Objective »
Return each line of the listing that contains the string "сайт".

The records »
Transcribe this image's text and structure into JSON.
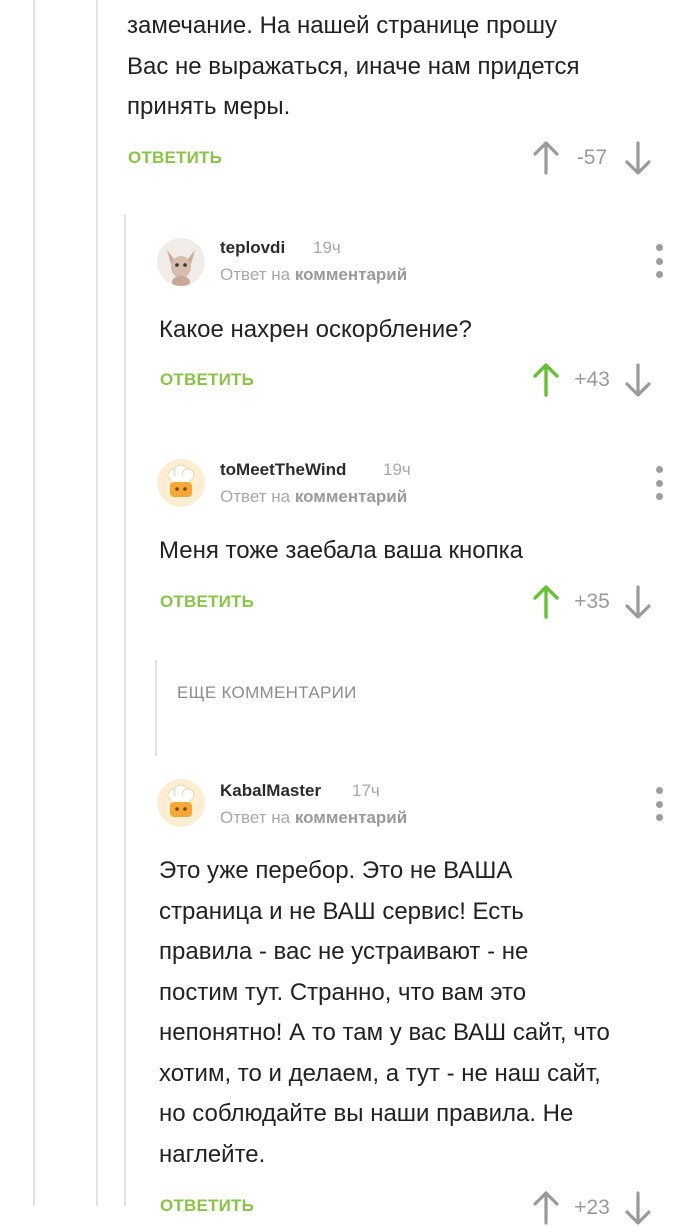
{
  "comments": [
    {
      "text_lines": [
        "замечание. На нашей странице прошу",
        "Вас не выражаться, иначе нам придется",
        "принять меры."
      ],
      "reply_label": "ОТВЕТИТЬ",
      "score": "-57"
    },
    {
      "username": "teplovdi",
      "time": "19ч",
      "reply_to_prefix": "Ответ на",
      "reply_to_link": "комментарий",
      "text_lines": [
        "Какое нахрен оскорбление?"
      ],
      "reply_label": "ОТВЕТИТЬ",
      "score": "+43"
    },
    {
      "username": "toMeetTheWind",
      "time": "19ч",
      "reply_to_prefix": "Ответ на",
      "reply_to_link": "комментарий",
      "text_lines": [
        "Меня тоже заебала ваша кнопка"
      ],
      "reply_label": "ОТВЕТИТЬ",
      "score": "+35"
    },
    {
      "username": "KabalMaster",
      "time": "17ч",
      "reply_to_prefix": "Ответ на",
      "reply_to_link": "комментарий",
      "text_lines": [
        "Это уже перебор. Это не ВАША",
        "страница и не ВАШ сервис! Есть",
        "правила - вас не устраивают - не",
        "постим тут. Странно, что вам это",
        "непонятно! А то там у вас ВАШ сайт, что",
        "хотим, то и делаем, а тут - не наш сайт,",
        "но соблюдайте вы наши правила. Не",
        "наглейте."
      ],
      "reply_label": "ОТВЕТИТЬ",
      "score": "+23"
    }
  ],
  "more_comments_label": "ЕЩЕ КОММЕНТАРИИ",
  "colors": {
    "accent_green": "#8bc34a",
    "muted_gray": "#9a9a9a",
    "thread_line": "#e2e2e2"
  },
  "icons": {
    "upvote": "arrow-up-icon",
    "downvote": "arrow-down-icon",
    "menu": "more-vertical-icon",
    "avatar_default": "chef-hat-icon"
  }
}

Written solution »
        "непонятно! А то там у вас ВАШ сайт, что",
        "хотим, то и делаем, а тут - не наш сайт,",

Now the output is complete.